→ WHAT YOU SHOULD DO: Return all lines that include the string "RECHEMISAGE".

--- start of LISTED ENTRIES ---

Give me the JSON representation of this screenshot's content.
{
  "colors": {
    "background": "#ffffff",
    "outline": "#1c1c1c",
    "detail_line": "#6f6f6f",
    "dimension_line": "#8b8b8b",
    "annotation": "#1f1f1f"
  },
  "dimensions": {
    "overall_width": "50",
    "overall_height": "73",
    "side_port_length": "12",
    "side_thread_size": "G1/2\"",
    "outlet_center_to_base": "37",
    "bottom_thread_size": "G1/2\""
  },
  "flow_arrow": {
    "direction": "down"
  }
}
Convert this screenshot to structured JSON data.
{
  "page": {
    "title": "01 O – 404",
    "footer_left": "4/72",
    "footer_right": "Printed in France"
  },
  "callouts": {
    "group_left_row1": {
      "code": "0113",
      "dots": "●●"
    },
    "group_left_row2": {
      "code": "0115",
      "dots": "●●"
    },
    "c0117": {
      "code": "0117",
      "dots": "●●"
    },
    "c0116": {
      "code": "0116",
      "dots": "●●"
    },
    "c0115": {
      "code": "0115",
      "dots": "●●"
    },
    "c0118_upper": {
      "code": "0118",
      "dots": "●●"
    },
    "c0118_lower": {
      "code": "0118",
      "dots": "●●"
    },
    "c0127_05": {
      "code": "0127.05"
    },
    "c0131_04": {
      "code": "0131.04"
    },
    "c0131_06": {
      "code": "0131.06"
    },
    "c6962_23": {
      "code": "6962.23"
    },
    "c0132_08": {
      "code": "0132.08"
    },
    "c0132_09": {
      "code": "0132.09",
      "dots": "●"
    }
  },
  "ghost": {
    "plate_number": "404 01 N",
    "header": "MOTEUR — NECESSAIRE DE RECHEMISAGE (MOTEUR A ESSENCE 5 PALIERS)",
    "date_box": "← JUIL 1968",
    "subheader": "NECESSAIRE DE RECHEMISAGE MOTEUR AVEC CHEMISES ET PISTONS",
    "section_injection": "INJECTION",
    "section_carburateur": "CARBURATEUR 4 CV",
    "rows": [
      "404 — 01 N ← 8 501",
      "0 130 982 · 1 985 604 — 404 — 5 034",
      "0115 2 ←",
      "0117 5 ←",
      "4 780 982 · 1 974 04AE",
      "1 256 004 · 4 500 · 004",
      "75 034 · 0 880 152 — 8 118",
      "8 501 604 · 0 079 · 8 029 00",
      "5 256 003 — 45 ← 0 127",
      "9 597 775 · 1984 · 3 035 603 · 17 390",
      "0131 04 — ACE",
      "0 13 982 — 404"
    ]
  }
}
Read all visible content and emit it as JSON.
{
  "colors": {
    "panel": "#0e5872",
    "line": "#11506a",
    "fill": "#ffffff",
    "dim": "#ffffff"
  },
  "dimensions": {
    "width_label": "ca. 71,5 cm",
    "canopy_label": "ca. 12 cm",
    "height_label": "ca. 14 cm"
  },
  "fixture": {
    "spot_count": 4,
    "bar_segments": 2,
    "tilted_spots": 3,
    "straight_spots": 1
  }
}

--- end of LISTED ENTRIES ---

→ EXERCISE ANSWER:
    "header": "MOTEUR — NECESSAIRE DE RECHEMISAGE (MOTEUR A ESSENCE 5 PALIERS)",
    "subheader": "NECESSAIRE DE RECHEMISAGE MOTEUR AVEC CHEMISES ET PISTONS",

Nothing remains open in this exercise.